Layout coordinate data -
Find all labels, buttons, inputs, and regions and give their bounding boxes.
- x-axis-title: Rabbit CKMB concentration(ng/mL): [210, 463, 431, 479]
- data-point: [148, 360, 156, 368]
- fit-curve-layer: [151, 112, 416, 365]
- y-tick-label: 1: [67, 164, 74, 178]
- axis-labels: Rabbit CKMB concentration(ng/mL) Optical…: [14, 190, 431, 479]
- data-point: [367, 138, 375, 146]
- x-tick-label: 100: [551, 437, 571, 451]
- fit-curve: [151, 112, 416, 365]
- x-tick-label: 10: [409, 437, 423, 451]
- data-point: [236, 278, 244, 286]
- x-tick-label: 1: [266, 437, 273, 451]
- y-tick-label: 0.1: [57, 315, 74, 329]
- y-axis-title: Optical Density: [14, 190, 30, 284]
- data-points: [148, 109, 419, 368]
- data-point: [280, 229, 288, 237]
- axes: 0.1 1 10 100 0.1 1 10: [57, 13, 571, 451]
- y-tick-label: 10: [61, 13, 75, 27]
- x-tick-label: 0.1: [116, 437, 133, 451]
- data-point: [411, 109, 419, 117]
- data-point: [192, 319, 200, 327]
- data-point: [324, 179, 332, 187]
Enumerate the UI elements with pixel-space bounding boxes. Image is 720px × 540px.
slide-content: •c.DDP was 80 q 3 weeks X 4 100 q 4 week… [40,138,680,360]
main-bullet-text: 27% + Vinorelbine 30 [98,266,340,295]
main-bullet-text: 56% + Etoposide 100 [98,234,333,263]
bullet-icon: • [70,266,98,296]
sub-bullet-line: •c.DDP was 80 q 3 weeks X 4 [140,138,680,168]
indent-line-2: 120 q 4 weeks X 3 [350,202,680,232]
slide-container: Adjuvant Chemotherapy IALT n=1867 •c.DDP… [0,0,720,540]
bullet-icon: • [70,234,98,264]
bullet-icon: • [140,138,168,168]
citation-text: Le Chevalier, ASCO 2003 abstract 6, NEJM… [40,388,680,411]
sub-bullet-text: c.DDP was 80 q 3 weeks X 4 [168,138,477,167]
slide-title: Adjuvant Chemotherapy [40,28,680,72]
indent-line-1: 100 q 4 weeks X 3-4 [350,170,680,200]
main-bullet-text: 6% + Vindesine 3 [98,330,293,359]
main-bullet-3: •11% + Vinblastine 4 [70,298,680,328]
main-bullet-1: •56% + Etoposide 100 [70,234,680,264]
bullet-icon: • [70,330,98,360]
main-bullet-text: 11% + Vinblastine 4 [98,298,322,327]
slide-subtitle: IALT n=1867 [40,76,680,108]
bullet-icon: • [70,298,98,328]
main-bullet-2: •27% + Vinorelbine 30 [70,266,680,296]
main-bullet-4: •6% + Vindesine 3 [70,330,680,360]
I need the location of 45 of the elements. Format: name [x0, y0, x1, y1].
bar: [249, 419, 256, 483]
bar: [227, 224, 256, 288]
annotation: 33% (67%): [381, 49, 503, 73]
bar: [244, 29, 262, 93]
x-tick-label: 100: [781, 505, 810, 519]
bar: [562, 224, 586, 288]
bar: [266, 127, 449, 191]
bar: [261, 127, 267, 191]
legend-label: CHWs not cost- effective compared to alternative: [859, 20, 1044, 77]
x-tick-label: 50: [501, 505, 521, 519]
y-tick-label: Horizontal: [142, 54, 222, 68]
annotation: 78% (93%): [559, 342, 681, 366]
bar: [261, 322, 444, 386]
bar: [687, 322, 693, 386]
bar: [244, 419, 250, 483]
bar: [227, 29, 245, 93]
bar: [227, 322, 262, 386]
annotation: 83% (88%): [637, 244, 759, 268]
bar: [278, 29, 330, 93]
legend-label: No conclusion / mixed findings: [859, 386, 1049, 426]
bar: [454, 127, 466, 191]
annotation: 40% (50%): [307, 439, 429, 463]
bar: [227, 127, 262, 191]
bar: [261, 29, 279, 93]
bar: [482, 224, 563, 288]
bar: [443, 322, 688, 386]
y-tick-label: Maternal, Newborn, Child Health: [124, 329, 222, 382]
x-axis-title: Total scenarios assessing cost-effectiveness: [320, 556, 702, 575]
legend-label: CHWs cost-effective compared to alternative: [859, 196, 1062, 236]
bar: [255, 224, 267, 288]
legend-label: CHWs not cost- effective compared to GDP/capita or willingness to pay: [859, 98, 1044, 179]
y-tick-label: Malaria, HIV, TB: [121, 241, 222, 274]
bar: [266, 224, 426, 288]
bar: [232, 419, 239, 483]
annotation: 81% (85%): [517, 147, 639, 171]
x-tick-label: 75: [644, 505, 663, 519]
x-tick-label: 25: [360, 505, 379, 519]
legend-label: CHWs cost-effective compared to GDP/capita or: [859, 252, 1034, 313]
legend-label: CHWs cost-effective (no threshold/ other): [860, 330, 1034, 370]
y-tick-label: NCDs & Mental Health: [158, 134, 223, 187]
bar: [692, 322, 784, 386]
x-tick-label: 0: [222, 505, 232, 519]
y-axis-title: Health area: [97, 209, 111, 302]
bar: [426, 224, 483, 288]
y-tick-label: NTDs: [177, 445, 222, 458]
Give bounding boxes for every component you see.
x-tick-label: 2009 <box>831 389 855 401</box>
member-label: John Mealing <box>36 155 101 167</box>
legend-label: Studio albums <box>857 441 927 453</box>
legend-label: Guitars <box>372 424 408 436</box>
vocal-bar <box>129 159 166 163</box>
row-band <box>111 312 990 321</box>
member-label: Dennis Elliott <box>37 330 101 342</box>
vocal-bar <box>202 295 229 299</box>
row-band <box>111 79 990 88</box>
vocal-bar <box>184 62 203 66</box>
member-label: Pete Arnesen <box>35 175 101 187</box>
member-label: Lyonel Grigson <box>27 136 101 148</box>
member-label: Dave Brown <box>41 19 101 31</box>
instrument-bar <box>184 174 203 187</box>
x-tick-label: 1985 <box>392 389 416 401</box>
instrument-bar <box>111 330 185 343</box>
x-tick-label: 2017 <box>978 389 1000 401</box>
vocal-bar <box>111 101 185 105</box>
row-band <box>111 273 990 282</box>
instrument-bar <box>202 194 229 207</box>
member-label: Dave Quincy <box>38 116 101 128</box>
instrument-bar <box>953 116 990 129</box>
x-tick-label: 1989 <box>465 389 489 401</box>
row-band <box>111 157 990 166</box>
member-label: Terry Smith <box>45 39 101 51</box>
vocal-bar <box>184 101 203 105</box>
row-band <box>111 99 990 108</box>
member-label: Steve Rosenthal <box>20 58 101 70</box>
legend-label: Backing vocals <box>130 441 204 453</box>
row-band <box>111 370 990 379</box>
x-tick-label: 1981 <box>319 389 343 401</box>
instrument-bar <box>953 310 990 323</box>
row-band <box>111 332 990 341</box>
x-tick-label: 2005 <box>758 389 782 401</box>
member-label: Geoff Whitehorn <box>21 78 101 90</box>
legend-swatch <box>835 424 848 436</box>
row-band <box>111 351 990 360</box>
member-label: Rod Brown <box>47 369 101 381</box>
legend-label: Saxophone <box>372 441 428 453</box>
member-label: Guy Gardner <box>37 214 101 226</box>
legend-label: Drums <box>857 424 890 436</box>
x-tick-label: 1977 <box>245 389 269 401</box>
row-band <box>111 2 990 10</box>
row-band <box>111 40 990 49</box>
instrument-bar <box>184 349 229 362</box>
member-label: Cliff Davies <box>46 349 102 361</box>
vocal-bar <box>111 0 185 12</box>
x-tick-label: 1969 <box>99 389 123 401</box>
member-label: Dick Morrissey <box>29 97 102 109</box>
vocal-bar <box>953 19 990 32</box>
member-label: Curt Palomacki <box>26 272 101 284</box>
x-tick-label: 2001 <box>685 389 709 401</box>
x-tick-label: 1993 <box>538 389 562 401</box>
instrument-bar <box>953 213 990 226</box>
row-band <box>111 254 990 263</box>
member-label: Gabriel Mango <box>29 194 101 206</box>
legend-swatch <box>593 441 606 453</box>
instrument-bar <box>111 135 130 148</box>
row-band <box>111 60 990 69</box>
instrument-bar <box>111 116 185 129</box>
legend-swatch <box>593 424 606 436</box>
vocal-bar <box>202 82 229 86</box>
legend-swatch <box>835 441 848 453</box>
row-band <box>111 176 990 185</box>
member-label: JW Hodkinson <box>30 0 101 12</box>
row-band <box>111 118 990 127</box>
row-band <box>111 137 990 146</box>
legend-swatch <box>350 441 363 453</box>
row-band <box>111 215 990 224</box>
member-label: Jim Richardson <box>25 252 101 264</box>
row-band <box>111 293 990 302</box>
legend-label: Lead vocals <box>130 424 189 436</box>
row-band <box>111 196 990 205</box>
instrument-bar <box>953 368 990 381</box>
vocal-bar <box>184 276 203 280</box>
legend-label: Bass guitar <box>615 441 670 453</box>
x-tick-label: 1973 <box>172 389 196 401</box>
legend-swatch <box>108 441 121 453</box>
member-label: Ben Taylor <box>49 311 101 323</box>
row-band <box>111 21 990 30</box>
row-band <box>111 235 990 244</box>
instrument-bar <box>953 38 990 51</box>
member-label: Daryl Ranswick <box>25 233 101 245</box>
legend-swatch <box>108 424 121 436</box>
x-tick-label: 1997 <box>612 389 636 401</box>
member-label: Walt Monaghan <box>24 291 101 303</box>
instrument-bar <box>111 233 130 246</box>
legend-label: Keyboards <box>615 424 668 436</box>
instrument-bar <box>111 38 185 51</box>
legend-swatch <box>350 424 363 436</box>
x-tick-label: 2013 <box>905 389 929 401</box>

Task requirements -
Rewrite the data from its first line up to and including the line with "- data-point: [324, 179, 332, 187]", switching each "x-tick-label" to "x-axis-tick" and leaving everything else the same.

Result of this exercise -
Find all labels, buttons, inputs, and regions and give their bounding boxes.
- x-axis-title: Rabbit CKMB concentration(ng/mL): [210, 463, 431, 479]
- data-point: [148, 360, 156, 368]
- fit-curve-layer: [151, 112, 416, 365]
- y-tick-label: 1: [67, 164, 74, 178]
- axis-labels: Rabbit CKMB concentration(ng/mL) Optical…: [14, 190, 431, 479]
- data-point: [367, 138, 375, 146]
- x-axis-tick: 100: [551, 437, 571, 451]
- fit-curve: [151, 112, 416, 365]
- x-axis-tick: 10: [409, 437, 423, 451]
- data-point: [236, 278, 244, 286]
- x-axis-tick: 1: [266, 437, 273, 451]
- y-tick-label: 0.1: [57, 315, 74, 329]
- y-axis-title: Optical Density: [14, 190, 30, 284]
- data-points: [148, 109, 419, 368]
- data-point: [280, 229, 288, 237]
- axes: 0.1 1 10 100 0.1 1 10: [57, 13, 571, 451]
- y-tick-label: 10: [61, 13, 75, 27]
- x-axis-tick: 0.1: [116, 437, 133, 451]
- data-point: [411, 109, 419, 117]
- data-point: [192, 319, 200, 327]
- data-point: [324, 179, 332, 187]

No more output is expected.